The input
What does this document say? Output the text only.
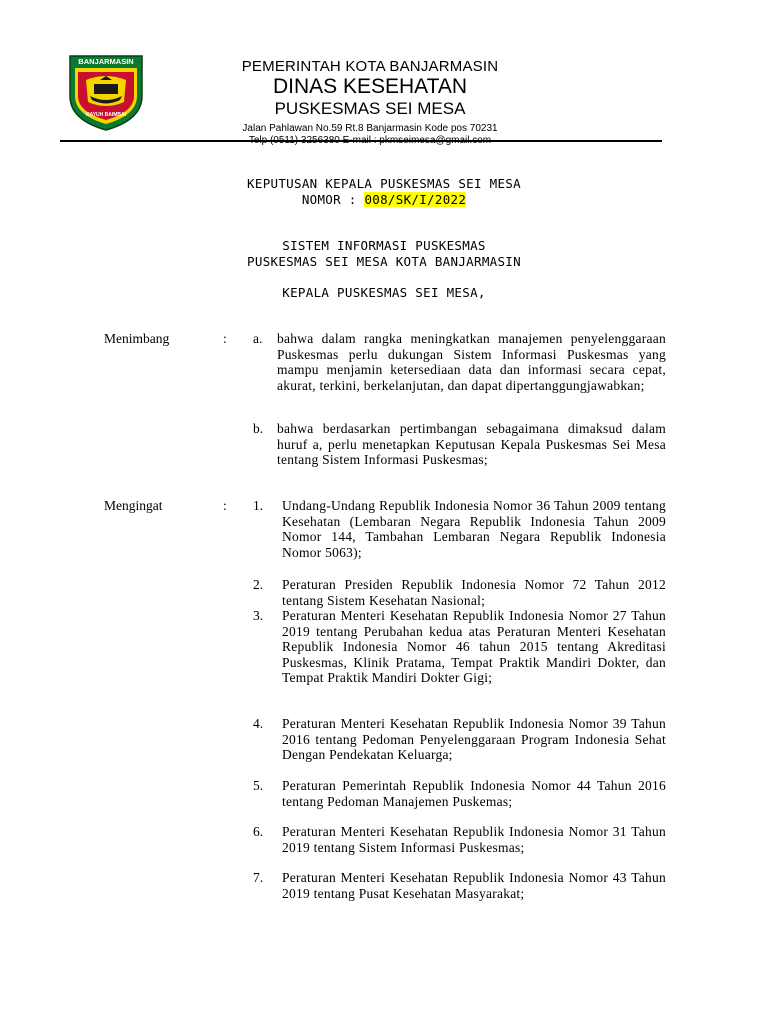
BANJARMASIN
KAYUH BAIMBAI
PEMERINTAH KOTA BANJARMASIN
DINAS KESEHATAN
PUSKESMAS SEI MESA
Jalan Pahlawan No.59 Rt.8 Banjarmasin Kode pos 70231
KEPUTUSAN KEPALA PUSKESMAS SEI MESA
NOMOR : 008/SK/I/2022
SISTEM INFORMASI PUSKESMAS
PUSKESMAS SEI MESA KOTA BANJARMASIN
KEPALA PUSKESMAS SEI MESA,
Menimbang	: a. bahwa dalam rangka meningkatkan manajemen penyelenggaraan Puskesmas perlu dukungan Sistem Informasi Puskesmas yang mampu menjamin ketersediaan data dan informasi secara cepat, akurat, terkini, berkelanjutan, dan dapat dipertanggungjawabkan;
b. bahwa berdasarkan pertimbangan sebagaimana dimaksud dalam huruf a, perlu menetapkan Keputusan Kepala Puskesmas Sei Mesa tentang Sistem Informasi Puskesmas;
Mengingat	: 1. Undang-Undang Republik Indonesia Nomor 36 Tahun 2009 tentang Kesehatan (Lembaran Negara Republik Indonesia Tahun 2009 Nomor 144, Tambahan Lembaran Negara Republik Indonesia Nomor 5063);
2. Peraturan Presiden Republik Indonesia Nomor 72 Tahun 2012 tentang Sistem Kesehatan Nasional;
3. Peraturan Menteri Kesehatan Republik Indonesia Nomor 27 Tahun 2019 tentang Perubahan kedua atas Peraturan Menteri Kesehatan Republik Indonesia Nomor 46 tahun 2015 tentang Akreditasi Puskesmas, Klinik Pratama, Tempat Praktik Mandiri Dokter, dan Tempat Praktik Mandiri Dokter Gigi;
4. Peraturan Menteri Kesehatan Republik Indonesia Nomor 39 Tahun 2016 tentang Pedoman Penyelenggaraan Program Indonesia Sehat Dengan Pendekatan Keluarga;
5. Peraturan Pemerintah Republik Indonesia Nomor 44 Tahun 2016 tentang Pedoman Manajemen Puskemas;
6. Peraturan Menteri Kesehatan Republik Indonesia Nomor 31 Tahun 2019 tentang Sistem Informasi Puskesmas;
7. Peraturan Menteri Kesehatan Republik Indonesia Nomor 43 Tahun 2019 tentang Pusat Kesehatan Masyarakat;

The task
Every line containing the string "dalam" must be listed.

Solution for this exercise
Menimbang	: a. bahwa dalam rangka meningkatkan manajemen penyelenggaraan Puskesmas perlu dukungan Sistem Informasi Puskesmas yang mampu menjamin ketersediaan data dan informasi secara cepat, akurat, terkini, berkelanjutan, dan dapat dipertanggungjawabkan;
b. bahwa berdasarkan pertimbangan sebagaimana dimaksud dalam huruf a, perlu menetapkan Keputusan Kepala Puskesmas Sei Mesa tentang Sistem Informasi Puskesmas;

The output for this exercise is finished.